--- start of GIVEN DATA ---

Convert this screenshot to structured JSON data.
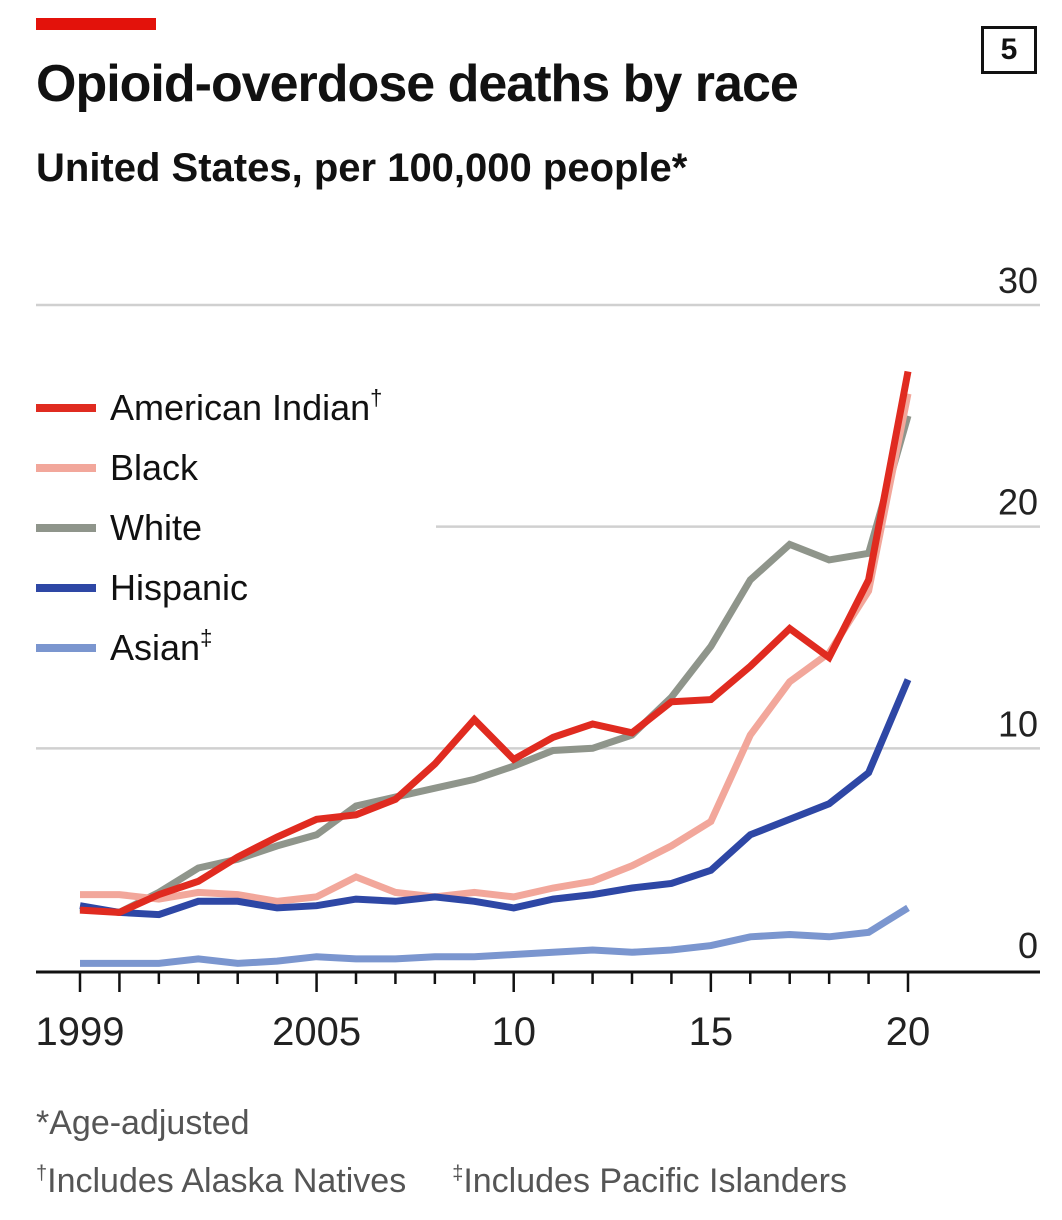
{
  "header": {
    "badge": "5",
    "title": "Opioid-overdose deaths by race",
    "subtitle": "United States, per 100,000 people*"
  },
  "colors": {
    "accent": "#e3120b",
    "grid": "#d0d0d0",
    "axis": "#111111"
  },
  "notes": {
    "age_adjusted": "*Age-adjusted",
    "dagger_mark": "†",
    "dagger_text": "Includes Alaska Natives",
    "double_dagger_mark": "‡",
    "double_dagger_text": "Includes Pacific Islanders"
  },
  "chart_data": {
    "type": "line",
    "title": "Opioid-overdose deaths by race",
    "subtitle": "United States, per 100,000 people*",
    "xlim": [
      1999,
      2020
    ],
    "ylim": [
      0,
      30
    ],
    "y_ticks": [
      0,
      10,
      20,
      30
    ],
    "y_tick_labels": [
      "0",
      "10",
      "20",
      "30"
    ],
    "x_major_ticks": [
      1999,
      2005,
      2010,
      2015,
      2020
    ],
    "x_tick_labels": [
      "1999",
      "2005",
      "10",
      "15",
      "20"
    ],
    "grid": true,
    "legend": "left",
    "x": [
      1999,
      2000,
      2001,
      2002,
      2003,
      2004,
      2005,
      2006,
      2007,
      2008,
      2009,
      2010,
      2011,
      2012,
      2013,
      2014,
      2015,
      2016,
      2017,
      2018,
      2019,
      2020
    ],
    "series": [
      {
        "name": "White",
        "mark": "",
        "color": "#8f958b",
        "values": [
          2.8,
          2.6,
          3.5,
          4.6,
          5.0,
          5.6,
          6.1,
          7.4,
          7.8,
          8.2,
          8.6,
          9.2,
          9.9,
          10.0,
          10.6,
          12.3,
          14.6,
          17.6,
          19.2,
          18.5,
          18.8,
          25.0
        ]
      },
      {
        "name": "Black",
        "mark": "",
        "color": "#f2a79b",
        "values": [
          3.4,
          3.4,
          3.2,
          3.5,
          3.4,
          3.1,
          3.3,
          4.2,
          3.5,
          3.3,
          3.5,
          3.3,
          3.7,
          4.0,
          4.7,
          5.6,
          6.7,
          10.6,
          13.0,
          14.3,
          17.1,
          26.0
        ]
      },
      {
        "name": "Hispanic",
        "mark": "",
        "color": "#2e47a5",
        "values": [
          2.9,
          2.6,
          2.5,
          3.1,
          3.1,
          2.8,
          2.9,
          3.2,
          3.1,
          3.3,
          3.1,
          2.8,
          3.2,
          3.4,
          3.7,
          3.9,
          4.5,
          6.1,
          6.8,
          7.5,
          8.9,
          13.1
        ]
      },
      {
        "name": "Asian",
        "mark": "‡",
        "color": "#7b96cf",
        "values": [
          0.3,
          0.3,
          0.3,
          0.5,
          0.3,
          0.4,
          0.6,
          0.5,
          0.5,
          0.6,
          0.6,
          0.7,
          0.8,
          0.9,
          0.8,
          0.9,
          1.1,
          1.5,
          1.6,
          1.5,
          1.7,
          2.8
        ]
      },
      {
        "name": "American Indian",
        "mark": "†",
        "color": "#e02b20",
        "values": [
          2.7,
          2.6,
          3.4,
          4.0,
          5.1,
          6.0,
          6.8,
          7.0,
          7.7,
          9.3,
          11.3,
          9.5,
          10.5,
          11.1,
          10.7,
          12.1,
          12.2,
          13.7,
          15.4,
          14.1,
          17.6,
          27.0
        ]
      }
    ]
  }
}
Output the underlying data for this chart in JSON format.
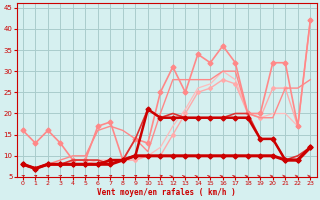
{
  "xlabel": "Vent moyen/en rafales ( km/h )",
  "background_color": "#d6f0f0",
  "grid_color": "#aacccc",
  "xlim": [
    -0.5,
    23.5
  ],
  "ylim": [
    5,
    46
  ],
  "yticks": [
    5,
    10,
    15,
    20,
    25,
    30,
    35,
    40,
    45
  ],
  "xticks": [
    0,
    1,
    2,
    3,
    4,
    5,
    6,
    7,
    8,
    9,
    10,
    11,
    12,
    13,
    14,
    15,
    16,
    17,
    18,
    19,
    20,
    21,
    22,
    23
  ],
  "series": [
    {
      "x": [
        0,
        1,
        2,
        3,
        4,
        5,
        6,
        7,
        8,
        9,
        10,
        11,
        12,
        13,
        14,
        15,
        16,
        17,
        18,
        19,
        20,
        21,
        22,
        23
      ],
      "y": [
        8,
        7,
        8,
        8,
        8,
        8,
        8,
        8,
        9,
        10,
        10,
        10,
        10,
        10,
        10,
        10,
        10,
        10,
        10,
        10,
        10,
        9,
        9,
        12
      ],
      "color": "#cc0000",
      "lw": 2.2,
      "marker": "D",
      "ms": 2.5,
      "zorder": 10
    },
    {
      "x": [
        0,
        1,
        2,
        3,
        4,
        5,
        6,
        7,
        8,
        9,
        10,
        11,
        12,
        13,
        14,
        15,
        16,
        17,
        18,
        19,
        20,
        21,
        22,
        23
      ],
      "y": [
        8,
        7,
        8,
        8,
        8,
        8,
        8,
        9,
        9,
        10,
        21,
        19,
        19,
        19,
        19,
        19,
        19,
        19,
        19,
        14,
        14,
        9,
        9,
        12
      ],
      "color": "#cc0000",
      "lw": 1.8,
      "marker": "D",
      "ms": 2.5,
      "zorder": 9
    },
    {
      "x": [
        0,
        1,
        2,
        3,
        4,
        5,
        6,
        7,
        8,
        9,
        10,
        11,
        12,
        13,
        14,
        15,
        16,
        17,
        18,
        19,
        20,
        21,
        22,
        23
      ],
      "y": [
        8,
        7,
        8,
        8,
        9,
        9,
        9,
        8,
        9,
        14,
        21,
        19,
        20,
        19,
        19,
        19,
        19,
        20,
        20,
        14,
        14,
        9,
        10,
        12
      ],
      "color": "#dd3333",
      "lw": 1.2,
      "marker": null,
      "ms": 0,
      "zorder": 8
    },
    {
      "x": [
        0,
        1,
        2,
        3,
        4,
        5,
        6,
        7,
        8,
        9,
        10,
        11,
        12,
        13,
        14,
        15,
        16,
        17,
        18,
        19,
        20,
        21,
        22,
        23
      ],
      "y": [
        16,
        13,
        16,
        13,
        9,
        9,
        17,
        18,
        9,
        14,
        13,
        25,
        31,
        25,
        34,
        32,
        36,
        32,
        20,
        20,
        32,
        32,
        17,
        42
      ],
      "color": "#ff8888",
      "lw": 1.2,
      "marker": "D",
      "ms": 2.5,
      "zorder": 6
    },
    {
      "x": [
        0,
        1,
        2,
        3,
        4,
        5,
        6,
        7,
        8,
        9,
        10,
        11,
        12,
        13,
        14,
        15,
        16,
        17,
        18,
        19,
        20,
        21,
        22,
        23
      ],
      "y": [
        8,
        7,
        8,
        9,
        10,
        10,
        16,
        17,
        16,
        14,
        11,
        20,
        28,
        28,
        28,
        28,
        30,
        30,
        20,
        19,
        19,
        26,
        26,
        28
      ],
      "color": "#ff8888",
      "lw": 1.0,
      "marker": null,
      "ms": 0,
      "zorder": 5
    },
    {
      "x": [
        0,
        1,
        2,
        3,
        4,
        5,
        6,
        7,
        8,
        9,
        10,
        11,
        12,
        13,
        14,
        15,
        16,
        17,
        18,
        19,
        20,
        21,
        22,
        23
      ],
      "y": [
        8,
        7,
        8,
        8,
        8,
        8,
        8,
        8,
        9,
        9,
        10,
        10,
        15,
        20,
        25,
        26,
        28,
        27,
        20,
        19,
        26,
        26,
        17,
        42
      ],
      "color": "#ffaaaa",
      "lw": 1.0,
      "marker": "D",
      "ms": 2.0,
      "zorder": 4
    },
    {
      "x": [
        0,
        1,
        2,
        3,
        4,
        5,
        6,
        7,
        8,
        9,
        10,
        11,
        12,
        13,
        14,
        15,
        16,
        17,
        18,
        19,
        20,
        21,
        22,
        23
      ],
      "y": [
        8,
        7,
        8,
        8,
        8,
        8,
        9,
        9,
        9,
        9,
        10,
        12,
        17,
        21,
        26,
        27,
        30,
        28,
        20,
        19,
        20,
        20,
        17,
        42
      ],
      "color": "#ffbbbb",
      "lw": 0.9,
      "marker": null,
      "ms": 0,
      "zorder": 3
    }
  ],
  "wind_arrow_angles": [
    45,
    45,
    60,
    60,
    60,
    45,
    45,
    45,
    45,
    45,
    30,
    30,
    25,
    25,
    20,
    20,
    15,
    15,
    10,
    10,
    5,
    5,
    5,
    5
  ]
}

--- end of GIVEN DATA ---

_REQUEST_
Going over the lines above, work out how many include "this", then give only that number.

_THE COMPLETED TASK_
2